>>>

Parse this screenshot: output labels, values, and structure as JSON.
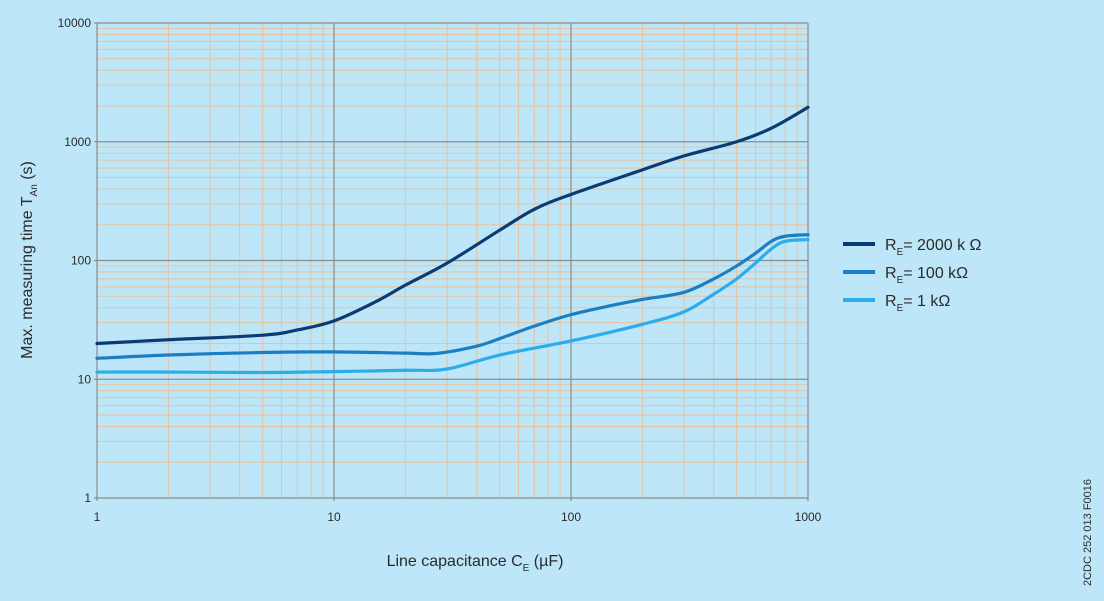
{
  "chart_data": {
    "type": "line",
    "x_scale": "log",
    "y_scale": "log",
    "xlim": [
      1,
      1000
    ],
    "ylim": [
      1,
      10000
    ],
    "grid": true,
    "legend_position": "right",
    "x_ticks": [
      "1",
      "10",
      "100",
      "1000"
    ],
    "y_ticks": [
      "1",
      "10",
      "100",
      "1000",
      "10000"
    ],
    "xlabel": {
      "main": "Line  capacitance C",
      "sub": "E",
      "tail": " (µF)"
    },
    "ylabel": {
      "main": "Max. measuring time T",
      "sub": "An",
      "tail": " (s)"
    },
    "series": [
      {
        "legend": {
          "main": "R",
          "sub": "E",
          "tail": "= 2000 k Ω"
        },
        "color": "#0b3b74",
        "points": [
          [
            1,
            20
          ],
          [
            2,
            21.5
          ],
          [
            5,
            23.5
          ],
          [
            7,
            26
          ],
          [
            10,
            31
          ],
          [
            15,
            45
          ],
          [
            20,
            62
          ],
          [
            30,
            95
          ],
          [
            50,
            180
          ],
          [
            70,
            270
          ],
          [
            100,
            360
          ],
          [
            200,
            580
          ],
          [
            300,
            760
          ],
          [
            500,
            1000
          ],
          [
            700,
            1300
          ],
          [
            1000,
            1950
          ]
        ]
      },
      {
        "legend": {
          "main": "R",
          "sub": "E",
          "tail": "= 100 kΩ"
        },
        "color": "#1b7ec2",
        "points": [
          [
            1,
            15
          ],
          [
            2,
            16
          ],
          [
            5,
            16.8
          ],
          [
            10,
            17
          ],
          [
            20,
            16.6
          ],
          [
            27,
            16.5
          ],
          [
            40,
            19
          ],
          [
            50,
            22
          ],
          [
            70,
            28
          ],
          [
            100,
            35
          ],
          [
            150,
            42
          ],
          [
            200,
            47
          ],
          [
            300,
            54
          ],
          [
            400,
            70
          ],
          [
            500,
            90
          ],
          [
            600,
            115
          ],
          [
            700,
            145
          ],
          [
            800,
            160
          ],
          [
            1000,
            165
          ]
        ]
      },
      {
        "legend": {
          "main": "R",
          "sub": "E",
          "tail": "= 1 kΩ"
        },
        "color": "#2cacea",
        "points": [
          [
            1,
            11.5
          ],
          [
            2,
            11.5
          ],
          [
            5,
            11.4
          ],
          [
            10,
            11.6
          ],
          [
            20,
            11.9
          ],
          [
            30,
            12.2
          ],
          [
            50,
            16
          ],
          [
            100,
            21
          ],
          [
            200,
            29
          ],
          [
            300,
            37
          ],
          [
            400,
            52
          ],
          [
            500,
            70
          ],
          [
            600,
            95
          ],
          [
            700,
            125
          ],
          [
            800,
            145
          ],
          [
            1000,
            150
          ]
        ]
      }
    ]
  },
  "side_code": "2CDC 252 013 F0016"
}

<<<

Problem: Report how many lines in the listing include the word "color". Give nothing but the count.

Response for this exercise: 3